**Exercise objective:**
Quote the records that follow in full, leaving the pictures out.

**Material for the task:**
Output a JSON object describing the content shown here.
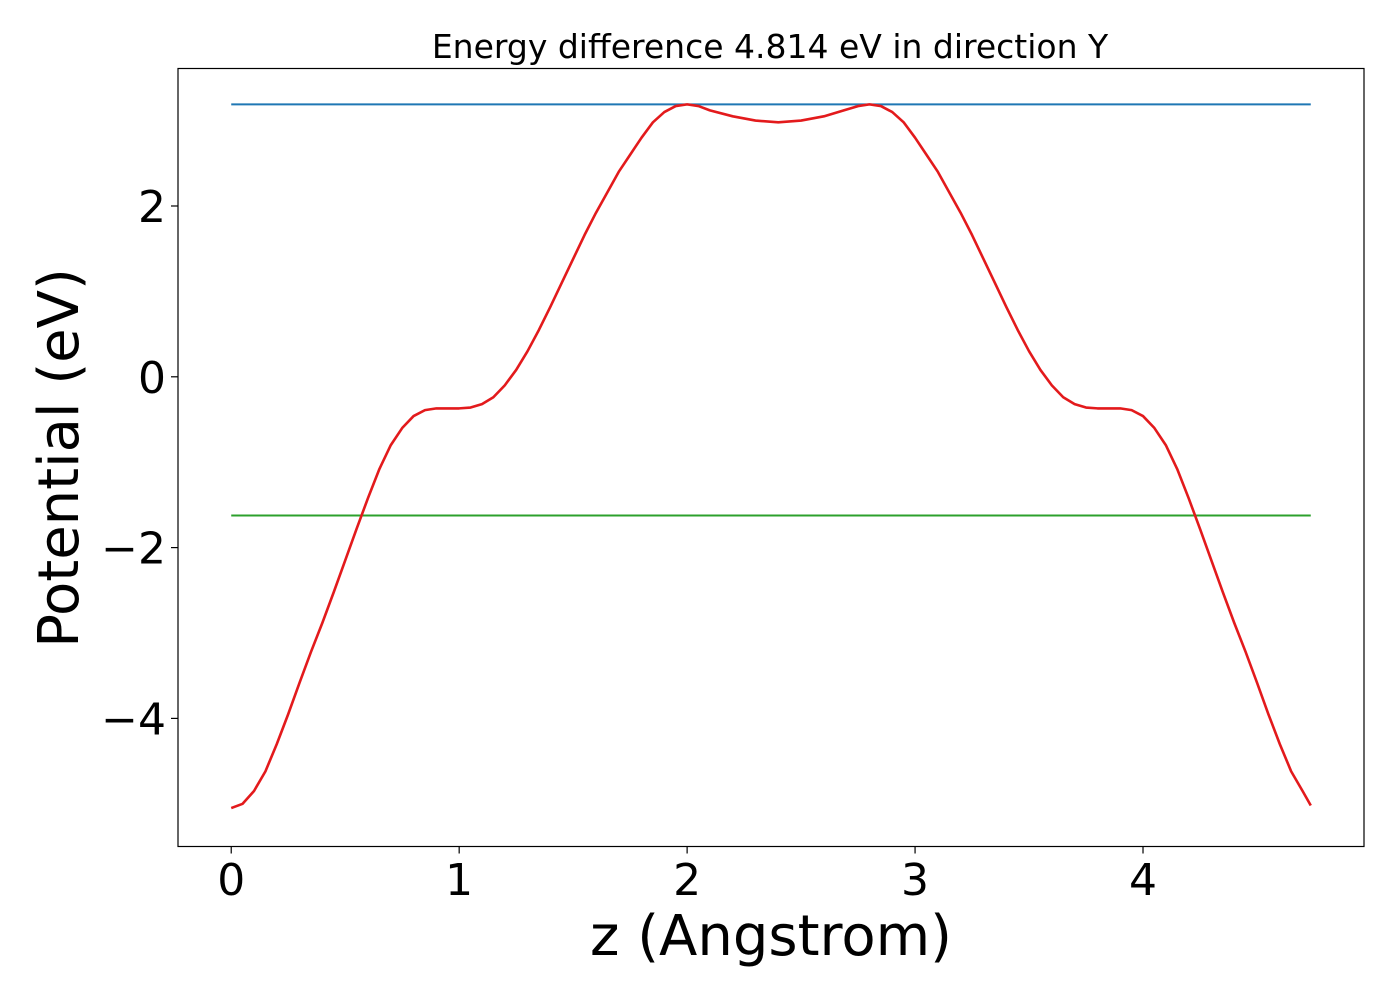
{
  "chart_data": {
    "type": "line",
    "title": "Energy difference 4.814 eV in direction Y",
    "xlabel": "z (Angstrom)",
    "ylabel": "Potential (eV)",
    "xlim": [
      -0.2335,
      4.9695
    ],
    "ylim": [
      -5.5,
      3.61
    ],
    "grid": false,
    "legend": "none",
    "x_ticks": [
      {
        "value": 0,
        "label": "0"
      },
      {
        "value": 1,
        "label": "1"
      },
      {
        "value": 2,
        "label": "2"
      },
      {
        "value": 3,
        "label": "3"
      },
      {
        "value": 4,
        "label": "4"
      }
    ],
    "y_ticks": [
      {
        "value": -4,
        "label": "−4"
      },
      {
        "value": -2,
        "label": "−2"
      },
      {
        "value": 0,
        "label": "0"
      },
      {
        "value": 2,
        "label": "2"
      }
    ],
    "series": [
      {
        "color": "#1f77b4",
        "x": [
          0,
          4.736
        ],
        "y": [
          3.19,
          3.19
        ]
      },
      {
        "color": "#2ca02c",
        "x": [
          0,
          4.736
        ],
        "y": [
          -1.624,
          -1.624
        ]
      },
      {
        "color": "#e31a1c",
        "x": [
          0.0,
          0.05,
          0.1,
          0.15,
          0.2,
          0.25,
          0.3,
          0.35,
          0.4,
          0.45,
          0.5,
          0.55,
          0.6,
          0.65,
          0.7,
          0.75,
          0.8,
          0.85,
          0.9,
          0.95,
          1.0,
          1.05,
          1.1,
          1.15,
          1.2,
          1.25,
          1.3,
          1.35,
          1.4,
          1.45,
          1.5,
          1.55,
          1.6,
          1.65,
          1.7,
          1.75,
          1.8,
          1.85,
          1.9,
          1.95,
          2.0,
          2.05,
          2.1,
          2.2,
          2.3,
          2.4,
          2.5,
          2.6,
          2.7,
          2.75,
          2.8,
          2.85,
          2.9,
          2.95,
          3.0,
          3.05,
          3.1,
          3.15,
          3.2,
          3.25,
          3.3,
          3.35,
          3.4,
          3.45,
          3.5,
          3.55,
          3.6,
          3.65,
          3.7,
          3.75,
          3.8,
          3.85,
          3.9,
          3.95,
          4.0,
          4.05,
          4.1,
          4.15,
          4.2,
          4.25,
          4.3,
          4.35,
          4.4,
          4.45,
          4.5,
          4.55,
          4.6,
          4.65,
          4.7,
          4.736
        ],
        "y": [
          -5.05,
          -5.0,
          -4.85,
          -4.62,
          -4.3,
          -3.95,
          -3.58,
          -3.22,
          -2.88,
          -2.52,
          -2.15,
          -1.78,
          -1.42,
          -1.08,
          -0.8,
          -0.6,
          -0.46,
          -0.39,
          -0.37,
          -0.37,
          -0.37,
          -0.36,
          -0.32,
          -0.24,
          -0.1,
          0.08,
          0.3,
          0.55,
          0.82,
          1.1,
          1.38,
          1.66,
          1.92,
          2.16,
          2.4,
          2.6,
          2.8,
          2.98,
          3.1,
          3.17,
          3.19,
          3.17,
          3.12,
          3.05,
          3.0,
          2.98,
          3.0,
          3.05,
          3.13,
          3.17,
          3.19,
          3.17,
          3.1,
          2.98,
          2.8,
          2.6,
          2.4,
          2.16,
          1.92,
          1.66,
          1.38,
          1.1,
          0.82,
          0.55,
          0.3,
          0.08,
          -0.1,
          -0.24,
          -0.32,
          -0.36,
          -0.37,
          -0.37,
          -0.37,
          -0.39,
          -0.46,
          -0.6,
          -0.8,
          -1.08,
          -1.42,
          -1.78,
          -2.15,
          -2.52,
          -2.88,
          -3.22,
          -3.58,
          -3.95,
          -4.3,
          -4.62,
          -4.85,
          -5.02
        ]
      }
    ]
  }
}
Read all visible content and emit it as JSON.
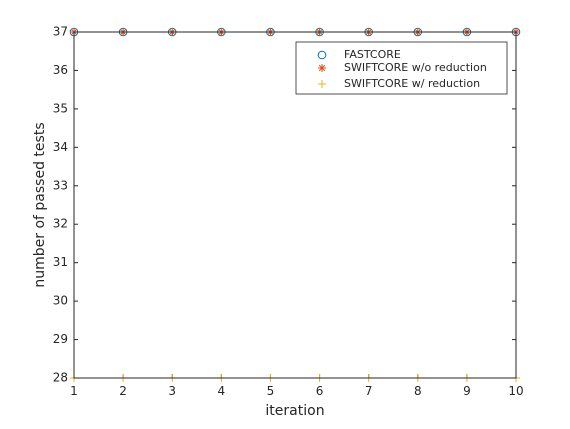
{
  "chart_data": {
    "type": "scatter",
    "title": "",
    "xlabel": "iteration",
    "ylabel": "number of passed tests",
    "xlim": [
      1,
      10
    ],
    "ylim": [
      28,
      37
    ],
    "xticks": [
      1,
      2,
      3,
      4,
      5,
      6,
      7,
      8,
      9,
      10
    ],
    "yticks": [
      28,
      29,
      30,
      31,
      32,
      33,
      34,
      35,
      36,
      37
    ],
    "grid": false,
    "legend_position": "top-right",
    "x": [
      1,
      2,
      3,
      4,
      5,
      6,
      7,
      8,
      9,
      10
    ],
    "series": [
      {
        "name": "FASTCORE",
        "marker": "circle",
        "color": "#0072BD",
        "values": [
          37,
          37,
          37,
          37,
          37,
          37,
          37,
          37,
          37,
          37
        ]
      },
      {
        "name": "SWIFTCORE w/o reduction",
        "marker": "asterisk",
        "color": "#D95319",
        "values": [
          37,
          37,
          37,
          37,
          37,
          37,
          37,
          37,
          37,
          37
        ]
      },
      {
        "name": "SWIFTCORE w/ reduction",
        "marker": "plus",
        "color": "#EDB120",
        "values": [
          28,
          28,
          28,
          28,
          28,
          28,
          28,
          28,
          28,
          28
        ]
      }
    ]
  }
}
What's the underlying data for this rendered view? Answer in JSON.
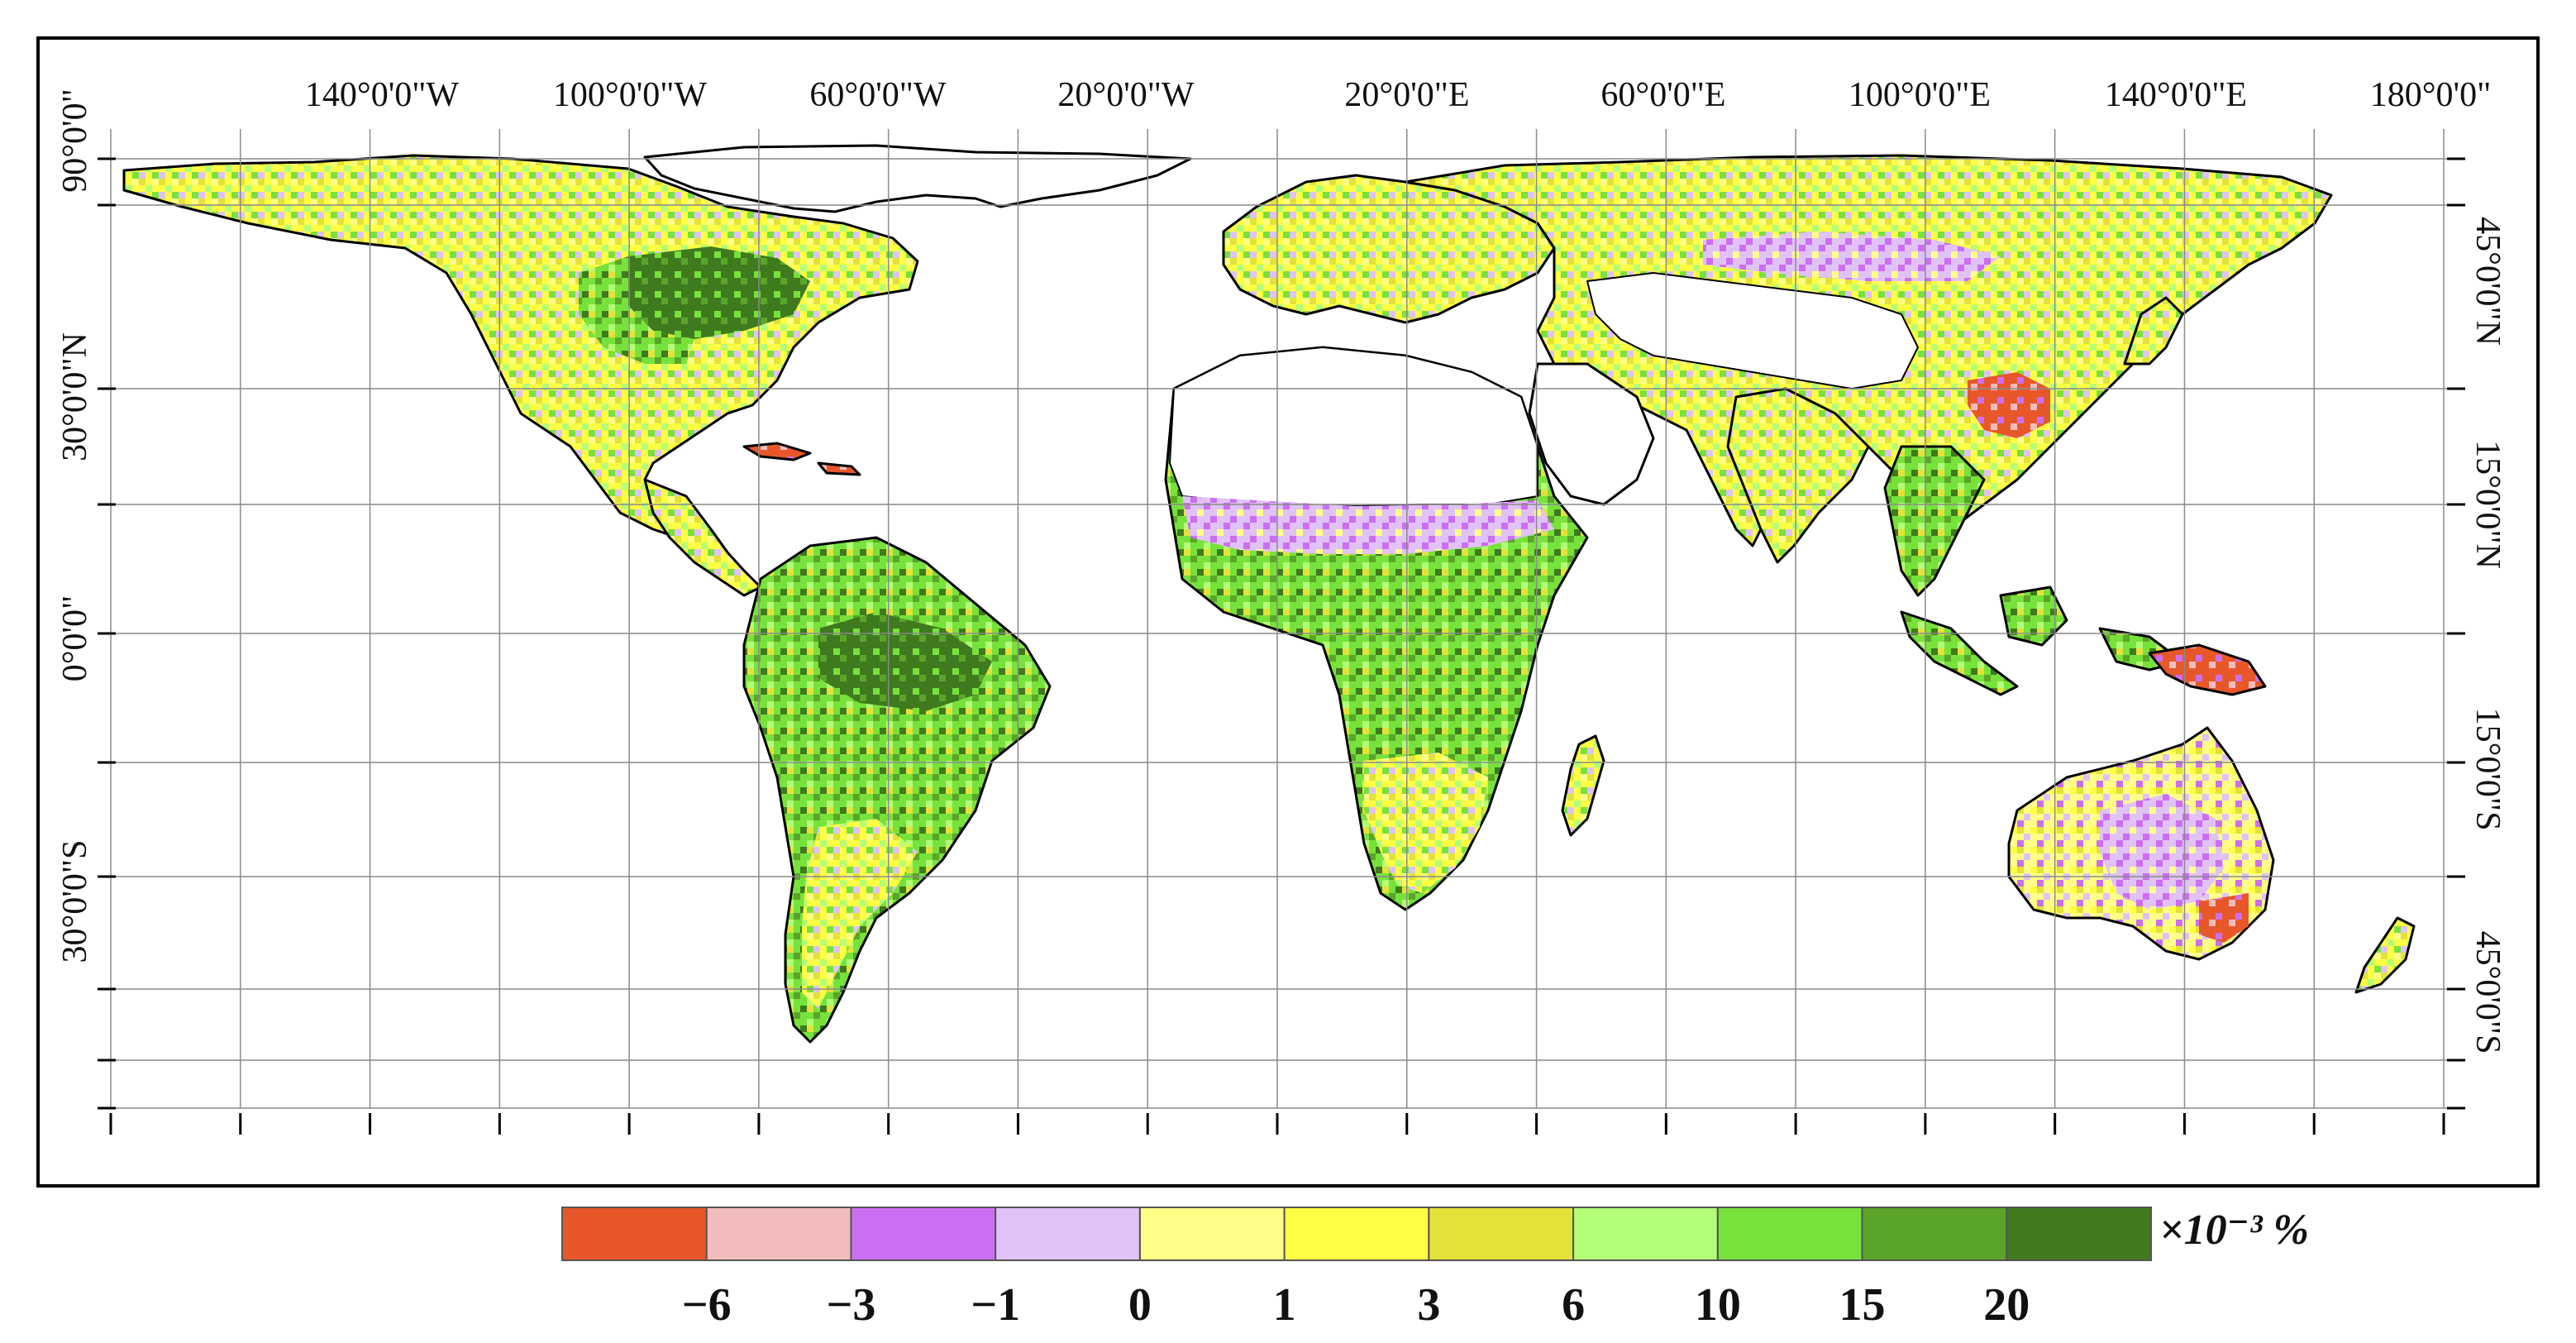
{
  "map": {
    "lon_labels": [
      "140°0'0\"W",
      "100°0'0\"W",
      "60°0'0\"W",
      "20°0'0\"W",
      "20°0'0\"E",
      "60°0'0\"E",
      "100°0'0\"E",
      "140°0'0\"E",
      "180°0'0\""
    ],
    "left_lat_labels": [
      "90°0'0\"",
      "30°0'0\"N",
      "0°0'0\"",
      "30°0'0\"S"
    ],
    "right_lat_labels": [
      "45°0'0\"N",
      "15°0'0\"N",
      "15°0'0\"S",
      "45°0'0\"S"
    ],
    "colors": {
      "ocean": "#ffffff",
      "arid_unclassified": "#ffffff",
      "boundary": "#000000",
      "graticule": "#808080"
    }
  },
  "legend": {
    "unit": "×10⁻³ %",
    "tick_labels": [
      "−6",
      "−3",
      "−1",
      "0",
      "1",
      "3",
      "6",
      "10",
      "15",
      "20"
    ],
    "bins": [
      {
        "color": "#e8572a"
      },
      {
        "color": "#f2bcbc"
      },
      {
        "color": "#cc6ef2"
      },
      {
        "color": "#e0c2f7"
      },
      {
        "color": "#ffff88"
      },
      {
        "color": "#ffff44"
      },
      {
        "color": "#e3e23a"
      },
      {
        "color": "#b3ff77"
      },
      {
        "color": "#77e23b"
      },
      {
        "color": "#5aa529"
      },
      {
        "color": "#3f7a1f"
      }
    ]
  }
}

**Answer to the exercise:**
Output a JSON object describing the content shown here.
{
  "chart_data": {
    "type": "line",
    "title": "Energy difference 4.814 eV in direction Y",
    "xlabel": "z (Angstrom)",
    "ylabel": "Potential (eV)",
    "xlim": [
      -0.2335,
      4.9695
    ],
    "ylim": [
      -5.5,
      3.61
    ],
    "grid": false,
    "legend": "none",
    "x_ticks": [
      {
        "value": 0,
        "label": "0"
      },
      {
        "value": 1,
        "label": "1"
      },
      {
        "value": 2,
        "label": "2"
      },
      {
        "value": 3,
        "label": "3"
      },
      {
        "value": 4,
        "label": "4"
      }
    ],
    "y_ticks": [
      {
        "value": -4,
        "label": "−4"
      },
      {
        "value": -2,
        "label": "−2"
      },
      {
        "value": 0,
        "label": "0"
      },
      {
        "value": 2,
        "label": "2"
      }
    ],
    "series": [
      {
        "color": "#1f77b4",
        "x": [
          0,
          4.736
        ],
        "y": [
          3.19,
          3.19
        ]
      },
      {
        "color": "#2ca02c",
        "x": [
          0,
          4.736
        ],
        "y": [
          -1.624,
          -1.624
        ]
      },
      {
        "color": "#e31a1c",
        "x": [
          0.0,
          0.05,
          0.1,
          0.15,
          0.2,
          0.25,
          0.3,
          0.35,
          0.4,
          0.45,
          0.5,
          0.55,
          0.6,
          0.65,
          0.7,
          0.75,
          0.8,
          0.85,
          0.9,
          0.95,
          1.0,
          1.05,
          1.1,
          1.15,
          1.2,
          1.25,
          1.3,
          1.35,
          1.4,
          1.45,
          1.5,
          1.55,
          1.6,
          1.65,
          1.7,
          1.75,
          1.8,
          1.85,
          1.9,
          1.95,
          2.0,
          2.05,
          2.1,
          2.2,
          2.3,
          2.4,
          2.5,
          2.6,
          2.7,
          2.75,
          2.8,
          2.85,
          2.9,
          2.95,
          3.0,
          3.05,
          3.1,
          3.15,
          3.2,
          3.25,
          3.3,
          3.35,
          3.4,
          3.45,
          3.5,
          3.55,
          3.6,
          3.65,
          3.7,
          3.75,
          3.8,
          3.85,
          3.9,
          3.95,
          4.0,
          4.05,
          4.1,
          4.15,
          4.2,
          4.25,
          4.3,
          4.35,
          4.4,
          4.45,
          4.5,
          4.55,
          4.6,
          4.65,
          4.7,
          4.736
        ],
        "y": [
          -5.05,
          -5.0,
          -4.85,
          -4.62,
          -4.3,
          -3.95,
          -3.58,
          -3.22,
          -2.88,
          -2.52,
          -2.15,
          -1.78,
          -1.42,
          -1.08,
          -0.8,
          -0.6,
          -0.46,
          -0.39,
          -0.37,
          -0.37,
          -0.37,
          -0.36,
          -0.32,
          -0.24,
          -0.1,
          0.08,
          0.3,
          0.55,
          0.82,
          1.1,
          1.38,
          1.66,
          1.92,
          2.16,
          2.4,
          2.6,
          2.8,
          2.98,
          3.1,
          3.17,
          3.19,
          3.17,
          3.12,
          3.05,
          3.0,
          2.98,
          3.0,
          3.05,
          3.13,
          3.17,
          3.19,
          3.17,
          3.1,
          2.98,
          2.8,
          2.6,
          2.4,
          2.16,
          1.92,
          1.66,
          1.38,
          1.1,
          0.82,
          0.55,
          0.3,
          0.08,
          -0.1,
          -0.24,
          -0.32,
          -0.36,
          -0.37,
          -0.37,
          -0.37,
          -0.39,
          -0.46,
          -0.6,
          -0.8,
          -1.08,
          -1.42,
          -1.78,
          -2.15,
          -2.52,
          -2.88,
          -3.22,
          -3.58,
          -3.95,
          -4.3,
          -4.62,
          -4.85,
          -5.02
        ]
      }
    ]
  }
}
Read all visible content and emit it as JSON.
{
  "chart_data": {
    "type": "scatter",
    "title": "",
    "xlabel": "iteration",
    "ylabel": "number of passed tests",
    "xlim": [
      1,
      10
    ],
    "ylim": [
      28,
      37
    ],
    "xticks": [
      1,
      2,
      3,
      4,
      5,
      6,
      7,
      8,
      9,
      10
    ],
    "yticks": [
      28,
      29,
      30,
      31,
      32,
      33,
      34,
      35,
      36,
      37
    ],
    "grid": false,
    "legend_position": "top-right",
    "x": [
      1,
      2,
      3,
      4,
      5,
      6,
      7,
      8,
      9,
      10
    ],
    "series": [
      {
        "name": "FASTCORE",
        "marker": "circle",
        "color": "#0072BD",
        "values": [
          37,
          37,
          37,
          37,
          37,
          37,
          37,
          37,
          37,
          37
        ]
      },
      {
        "name": "SWIFTCORE w/o reduction",
        "marker": "asterisk",
        "color": "#D95319",
        "values": [
          37,
          37,
          37,
          37,
          37,
          37,
          37,
          37,
          37,
          37
        ]
      },
      {
        "name": "SWIFTCORE w/ reduction",
        "marker": "plus",
        "color": "#EDB120",
        "values": [
          28,
          28,
          28,
          28,
          28,
          28,
          28,
          28,
          28,
          28
        ]
      }
    ]
  }
}
What's the underlying data for this rendered view? Answer in JSON.
{
  "map": {
    "lon_labels": [
      "140°0'0\"W",
      "100°0'0\"W",
      "60°0'0\"W",
      "20°0'0\"W",
      "20°0'0\"E",
      "60°0'0\"E",
      "100°0'0\"E",
      "140°0'0\"E",
      "180°0'0\""
    ],
    "left_lat_labels": [
      "90°0'0\"",
      "30°0'0\"N",
      "0°0'0\"",
      "30°0'0\"S"
    ],
    "right_lat_labels": [
      "45°0'0\"N",
      "15°0'0\"N",
      "15°0'0\"S",
      "45°0'0\"S"
    ],
    "colors": {
      "ocean": "#ffffff",
      "arid_unclassified": "#ffffff",
      "boundary": "#000000",
      "graticule": "#808080"
    }
  },
  "legend": {
    "unit": "×10⁻³ %",
    "tick_labels": [
      "−6",
      "−3",
      "−1",
      "0",
      "1",
      "3",
      "6",
      "10",
      "15",
      "20"
    ],
    "bins": [
      {
        "color": "#e8572a"
      },
      {
        "color": "#f2bcbc"
      },
      {
        "color": "#cc6ef2"
      },
      {
        "color": "#e0c2f7"
      },
      {
        "color": "#ffff88"
      },
      {
        "color": "#ffff44"
      },
      {
        "color": "#e3e23a"
      },
      {
        "color": "#b3ff77"
      },
      {
        "color": "#77e23b"
      },
      {
        "color": "#5aa529"
      },
      {
        "color": "#3f7a1f"
      }
    ]
  }
}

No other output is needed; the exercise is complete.